[Raw records]
^^^^^^^^

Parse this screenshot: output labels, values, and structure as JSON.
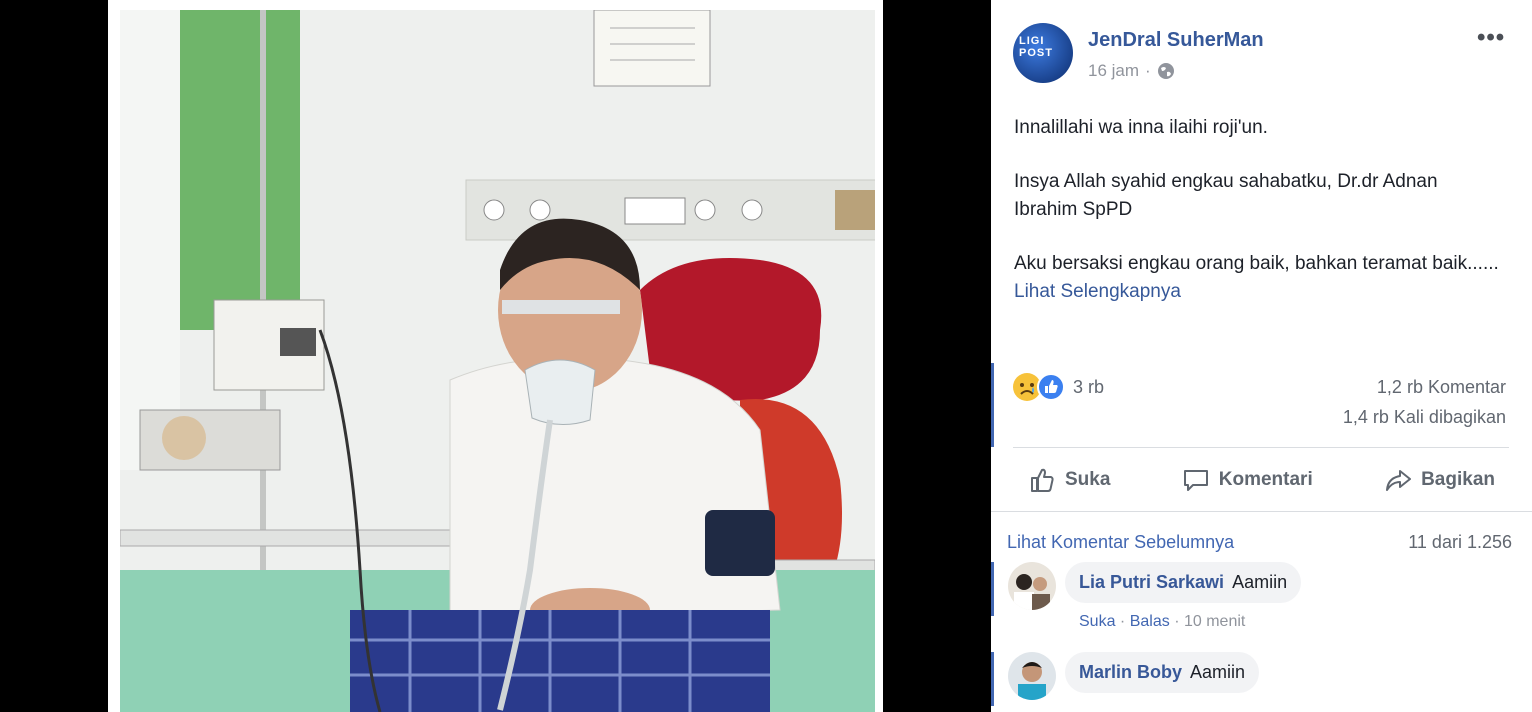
{
  "post": {
    "author": "JenDral SuherMan",
    "avatar_text": "LIGI POST",
    "time": "16 jam",
    "time_sep": "·",
    "more_label": "•••",
    "paragraphs": [
      "Innalillahi wa inna ilaihi roji'un.",
      "Insya Allah syahid engkau sahabatku, Dr.dr Adnan Ibrahim SpPD",
      "Aku bersaksi engkau orang baik, bahkan teramat baik......"
    ],
    "see_more": "Lihat Selengkapnya"
  },
  "stats": {
    "reactions_count": "3 rb",
    "comments": "1,2 rb Komentar",
    "shares": "1,4 rb Kali dibagikan"
  },
  "actions": {
    "like": "Suka",
    "comment": "Komentari",
    "share": "Bagikan"
  },
  "comments": {
    "prev_label": "Lihat Komentar Sebelumnya",
    "count_label": "11 dari 1.256",
    "items": [
      {
        "name": "Lia Putri Sarkawi",
        "text": "Aamiin",
        "like": "Suka",
        "reply": "Balas",
        "time": "10 menit"
      },
      {
        "name": "Marlin Boby",
        "text": "Aamiin"
      }
    ]
  },
  "colors": {
    "link": "#365899",
    "accent": "#4267b2",
    "muted": "#90949c"
  }
}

^^^^^^^^

§ Your objective
Please list every line of the records that contains "name".

§ In response
        "name": "Lia Putri Sarkawi",
        "name": "Marlin Boby",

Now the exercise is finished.